Set all the material down again unchanged, without the pictures.

[THE DATA]
-=-=-

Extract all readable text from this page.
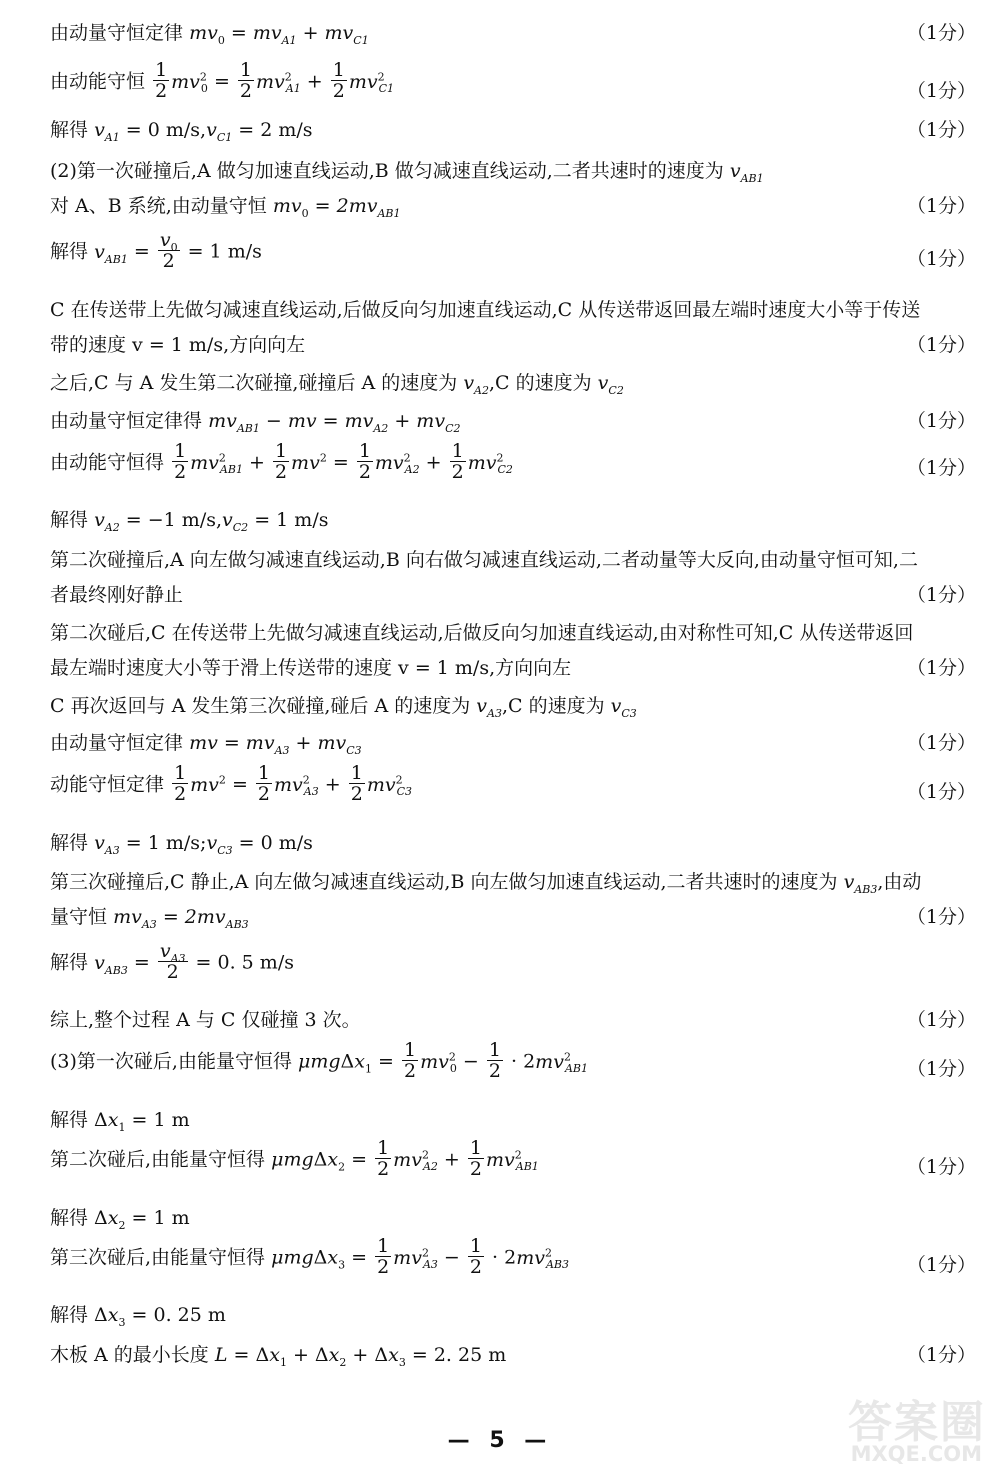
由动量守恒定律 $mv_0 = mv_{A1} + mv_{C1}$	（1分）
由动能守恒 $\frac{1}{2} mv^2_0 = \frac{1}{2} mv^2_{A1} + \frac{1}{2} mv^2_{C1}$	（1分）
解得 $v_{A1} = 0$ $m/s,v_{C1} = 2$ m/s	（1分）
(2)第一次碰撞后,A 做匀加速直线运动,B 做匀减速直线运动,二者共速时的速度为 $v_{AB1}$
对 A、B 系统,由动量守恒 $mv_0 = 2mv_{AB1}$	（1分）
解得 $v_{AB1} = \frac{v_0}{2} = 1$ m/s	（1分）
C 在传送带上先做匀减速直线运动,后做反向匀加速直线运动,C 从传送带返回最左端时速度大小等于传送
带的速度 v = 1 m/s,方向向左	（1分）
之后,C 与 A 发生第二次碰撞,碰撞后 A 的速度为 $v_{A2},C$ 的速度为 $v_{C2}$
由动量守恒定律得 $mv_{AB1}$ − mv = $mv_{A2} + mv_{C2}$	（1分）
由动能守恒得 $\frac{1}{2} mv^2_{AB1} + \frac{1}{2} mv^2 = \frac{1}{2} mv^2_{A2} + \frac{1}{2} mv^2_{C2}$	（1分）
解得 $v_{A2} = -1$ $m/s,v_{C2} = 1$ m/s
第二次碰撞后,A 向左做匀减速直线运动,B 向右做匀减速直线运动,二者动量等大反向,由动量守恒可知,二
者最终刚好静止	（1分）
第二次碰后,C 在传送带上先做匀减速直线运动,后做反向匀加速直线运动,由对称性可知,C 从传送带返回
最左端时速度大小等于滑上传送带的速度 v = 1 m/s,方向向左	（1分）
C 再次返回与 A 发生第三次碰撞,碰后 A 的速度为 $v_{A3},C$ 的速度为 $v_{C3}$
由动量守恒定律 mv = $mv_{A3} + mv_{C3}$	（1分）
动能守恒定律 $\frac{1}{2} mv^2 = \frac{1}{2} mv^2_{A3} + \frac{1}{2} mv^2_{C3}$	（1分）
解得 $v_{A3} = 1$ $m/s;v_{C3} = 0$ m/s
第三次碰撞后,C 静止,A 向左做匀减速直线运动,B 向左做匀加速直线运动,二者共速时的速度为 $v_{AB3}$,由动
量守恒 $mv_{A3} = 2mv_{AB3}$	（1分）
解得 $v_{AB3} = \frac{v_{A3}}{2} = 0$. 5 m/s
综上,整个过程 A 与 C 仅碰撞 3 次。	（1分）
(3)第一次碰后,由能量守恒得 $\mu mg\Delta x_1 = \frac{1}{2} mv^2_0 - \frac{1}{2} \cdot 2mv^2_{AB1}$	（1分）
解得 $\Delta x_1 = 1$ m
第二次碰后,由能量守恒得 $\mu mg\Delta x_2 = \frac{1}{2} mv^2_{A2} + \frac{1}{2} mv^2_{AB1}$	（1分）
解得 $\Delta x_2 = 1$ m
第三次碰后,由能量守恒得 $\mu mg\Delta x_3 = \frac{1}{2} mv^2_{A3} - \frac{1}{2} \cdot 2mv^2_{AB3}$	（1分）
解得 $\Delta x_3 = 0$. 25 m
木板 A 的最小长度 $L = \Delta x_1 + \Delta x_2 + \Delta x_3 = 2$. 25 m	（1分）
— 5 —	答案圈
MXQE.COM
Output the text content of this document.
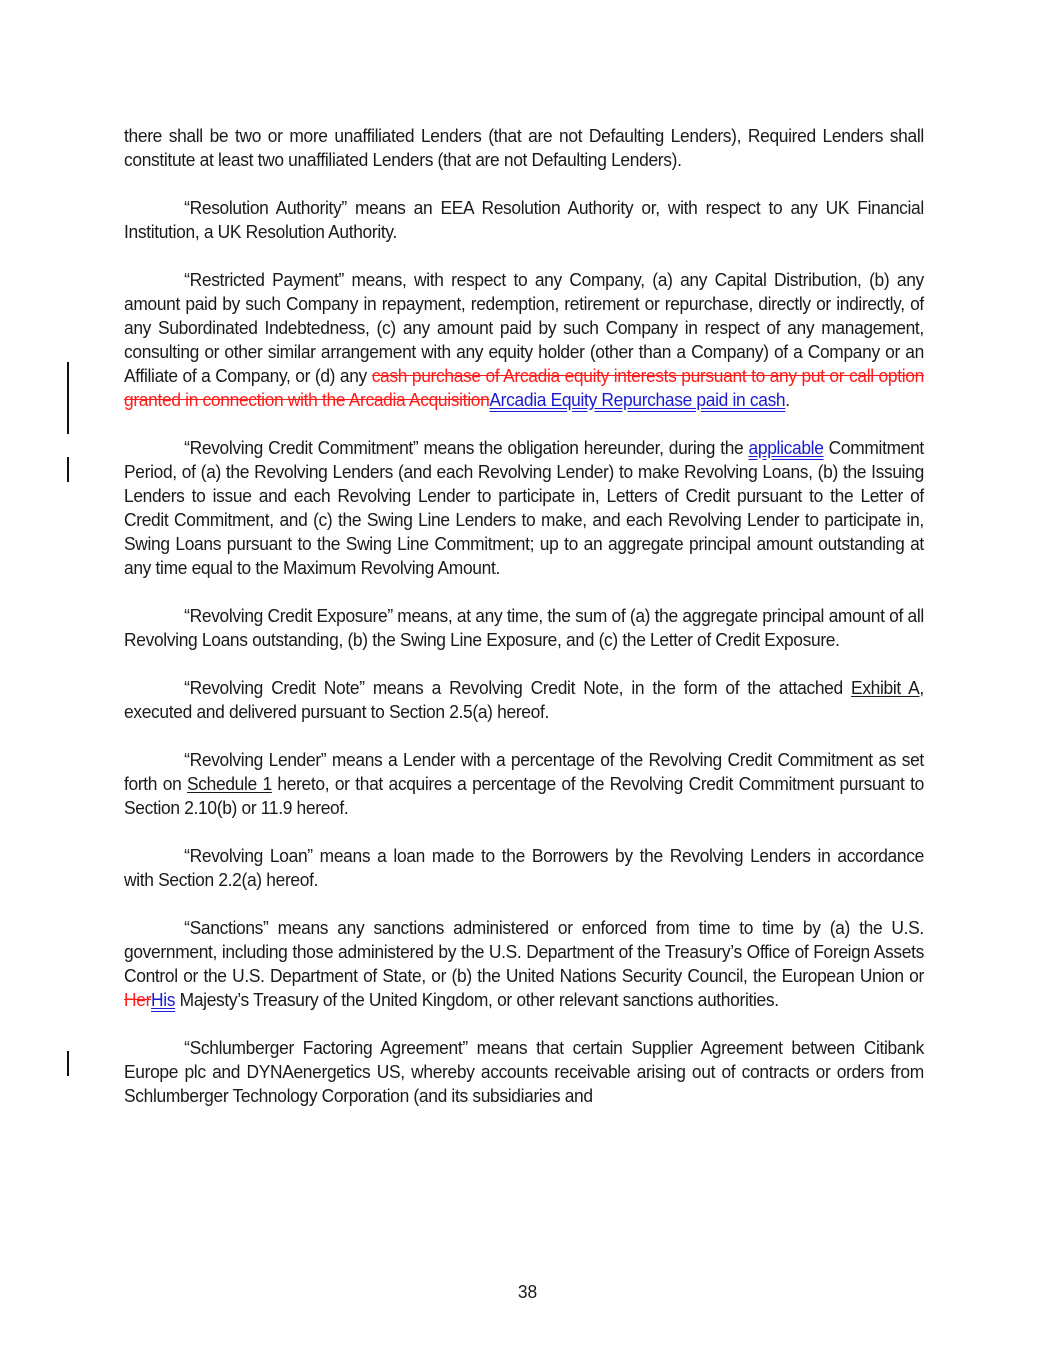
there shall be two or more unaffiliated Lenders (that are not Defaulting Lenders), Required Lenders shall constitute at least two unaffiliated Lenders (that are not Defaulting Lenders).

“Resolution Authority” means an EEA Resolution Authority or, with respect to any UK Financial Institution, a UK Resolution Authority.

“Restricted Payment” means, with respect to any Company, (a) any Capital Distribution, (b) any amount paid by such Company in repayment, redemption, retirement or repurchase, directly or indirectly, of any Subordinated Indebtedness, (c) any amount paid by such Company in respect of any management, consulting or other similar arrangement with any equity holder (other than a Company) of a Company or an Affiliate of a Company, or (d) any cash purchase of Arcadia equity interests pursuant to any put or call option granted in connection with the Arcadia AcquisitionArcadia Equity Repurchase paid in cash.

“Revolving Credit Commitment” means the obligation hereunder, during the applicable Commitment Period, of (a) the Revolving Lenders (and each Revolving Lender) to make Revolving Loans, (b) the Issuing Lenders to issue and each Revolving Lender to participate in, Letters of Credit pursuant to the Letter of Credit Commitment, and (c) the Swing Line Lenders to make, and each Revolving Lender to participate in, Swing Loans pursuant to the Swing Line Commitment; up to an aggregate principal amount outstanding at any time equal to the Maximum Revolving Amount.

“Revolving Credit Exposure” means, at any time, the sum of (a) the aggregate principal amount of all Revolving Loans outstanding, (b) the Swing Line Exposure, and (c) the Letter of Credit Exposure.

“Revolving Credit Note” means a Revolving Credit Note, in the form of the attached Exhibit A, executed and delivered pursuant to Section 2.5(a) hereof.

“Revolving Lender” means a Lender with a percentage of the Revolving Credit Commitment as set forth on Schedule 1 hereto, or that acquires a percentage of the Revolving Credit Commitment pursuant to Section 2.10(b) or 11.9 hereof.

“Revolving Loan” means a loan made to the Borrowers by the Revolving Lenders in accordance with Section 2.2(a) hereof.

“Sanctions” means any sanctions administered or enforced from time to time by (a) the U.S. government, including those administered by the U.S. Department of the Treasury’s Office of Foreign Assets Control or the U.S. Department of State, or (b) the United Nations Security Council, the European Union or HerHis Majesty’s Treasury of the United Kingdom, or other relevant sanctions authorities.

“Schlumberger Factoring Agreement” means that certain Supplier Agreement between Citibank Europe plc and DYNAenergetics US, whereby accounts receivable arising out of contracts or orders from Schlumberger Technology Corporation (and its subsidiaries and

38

-=-=-

[REPLY TO THE TASK]
Extract all readable text from this page.
由动量守恒定律 $mv_0 = mv_{A1} + mv_{C1}$	（1分）
由动能守恒 $\frac{1}{2} mv^2_0 = \frac{1}{2} mv^2_{A1} + \frac{1}{2} mv^2_{C1}$	（1分）
解得 $v_{A1} = 0$ $m/s,v_{C1} = 2$ m/s	（1分）
(2)第一次碰撞后,A 做匀加速直线运动,B 做匀减速直线运动,二者共速时的速度为 $v_{AB1}$
对 A、B 系统,由动量守恒 $mv_0 = 2mv_{AB1}$	（1分）
解得 $v_{AB1} = \frac{v_0}{2} = 1$ m/s	（1分）
C 在传送带上先做匀减速直线运动,后做反向匀加速直线运动,C 从传送带返回最左端时速度大小等于传送
带的速度 v = 1 m/s,方向向左	（1分）
之后,C 与 A 发生第二次碰撞,碰撞后 A 的速度为 $v_{A2},C$ 的速度为 $v_{C2}$
由动量守恒定律得 $mv_{AB1}$ − mv = $mv_{A2} + mv_{C2}$	（1分）
由动能守恒得 $\frac{1}{2} mv^2_{AB1} + \frac{1}{2} mv^2 = \frac{1}{2} mv^2_{A2} + \frac{1}{2} mv^2_{C2}$	（1分）
解得 $v_{A2} = -1$ $m/s,v_{C2} = 1$ m/s
第二次碰撞后,A 向左做匀减速直线运动,B 向右做匀减速直线运动,二者动量等大反向,由动量守恒可知,二
者最终刚好静止	（1分）
第二次碰后,C 在传送带上先做匀减速直线运动,后做反向匀加速直线运动,由对称性可知,C 从传送带返回
最左端时速度大小等于滑上传送带的速度 v = 1 m/s,方向向左	（1分）
C 再次返回与 A 发生第三次碰撞,碰后 A 的速度为 $v_{A3},C$ 的速度为 $v_{C3}$
由动量守恒定律 mv = $mv_{A3} + mv_{C3}$	（1分）
动能守恒定律 $\frac{1}{2} mv^2 = \frac{1}{2} mv^2_{A3} + \frac{1}{2} mv^2_{C3}$	（1分）
解得 $v_{A3} = 1$ $m/s;v_{C3} = 0$ m/s
第三次碰撞后,C 静止,A 向左做匀减速直线运动,B 向左做匀加速直线运动,二者共速时的速度为 $v_{AB3}$,由动
量守恒 $mv_{A3} = 2mv_{AB3}$	（1分）
解得 $v_{AB3} = \frac{v_{A3}}{2} = 0$. 5 m/s
综上,整个过程 A 与 C 仅碰撞 3 次。	（1分）
(3)第一次碰后,由能量守恒得 $\mu mg\Delta x_1 = \frac{1}{2} mv^2_0 - \frac{1}{2} \cdot 2mv^2_{AB1}$	（1分）
解得 $\Delta x_1 = 1$ m
第二次碰后,由能量守恒得 $\mu mg\Delta x_2 = \frac{1}{2} mv^2_{A2} + \frac{1}{2} mv^2_{AB1}$	（1分）
解得 $\Delta x_2 = 1$ m
第三次碰后,由能量守恒得 $\mu mg\Delta x_3 = \frac{1}{2} mv^2_{A3} - \frac{1}{2} \cdot 2mv^2_{AB3}$	（1分）
解得 $\Delta x_3 = 0$. 25 m
木板 A 的最小长度 $L = \Delta x_1 + \Delta x_2 + \Delta x_3 = 2$. 25 m	（1分）
— 5 —	答案圈
MXQE.COM
Output the text content of this document.
there shall be two or more unaffiliated Lenders (that are not Defaulting Lenders), Required Lenders shall constitute at least two unaffiliated Lenders (that are not Defaulting Lenders).

“Resolution Authority” means an EEA Resolution Authority or, with respect to any UK Financial Institution, a UK Resolution Authority.

“Restricted Payment” means, with respect to any Company, (a) any Capital Distribution, (b) any amount paid by such Company in repayment, redemption, retirement or repurchase, directly or indirectly, of any Subordinated Indebtedness, (c) any amount paid by such Company in respect of any management, consulting or other similar arrangement with any equity holder (other than a Company) of a Company or an Affiliate of a Company, or (d) any cash purchase of Arcadia equity interests pursuant to any put or call option granted in connection with the Arcadia AcquisitionArcadia Equity Repurchase paid in cash.

“Revolving Credit Commitment” means the obligation hereunder, during the applicable Commitment Period, of (a) the Revolving Lenders (and each Revolving Lender) to make Revolving Loans, (b) the Issuing Lenders to issue and each Revolving Lender to participate in, Letters of Credit pursuant to the Letter of Credit Commitment, and (c) the Swing Line Lenders to make, and each Revolving Lender to participate in, Swing Loans pursuant to the Swing Line Commitment; up to an aggregate principal amount outstanding at any time equal to the Maximum Revolving Amount.

“Revolving Credit Exposure” means, at any time, the sum of (a) the aggregate principal amount of all Revolving Loans outstanding, (b) the Swing Line Exposure, and (c) the Letter of Credit Exposure.

“Revolving Credit Note” means a Revolving Credit Note, in the form of the attached Exhibit A, executed and delivered pursuant to Section 2.5(a) hereof.

“Revolving Lender” means a Lender with a percentage of the Revolving Credit Commitment as set forth on Schedule 1 hereto, or that acquires a percentage of the Revolving Credit Commitment pursuant to Section 2.10(b) or 11.9 hereof.

“Revolving Loan” means a loan made to the Borrowers by the Revolving Lenders in accordance with Section 2.2(a) hereof.

“Sanctions” means any sanctions administered or enforced from time to time by (a) the U.S. government, including those administered by the U.S. Department of the Treasury’s Office of Foreign Assets Control or the U.S. Department of State, or (b) the United Nations Security Council, the European Union or HerHis Majesty’s Treasury of the United Kingdom, or other relevant sanctions authorities.

“Schlumberger Factoring Agreement” means that certain Supplier Agreement between Citibank Europe plc and DYNAenergetics US, whereby accounts receivable arising out of contracts or orders from Schlumberger Technology Corporation (and its subsidiaries and

38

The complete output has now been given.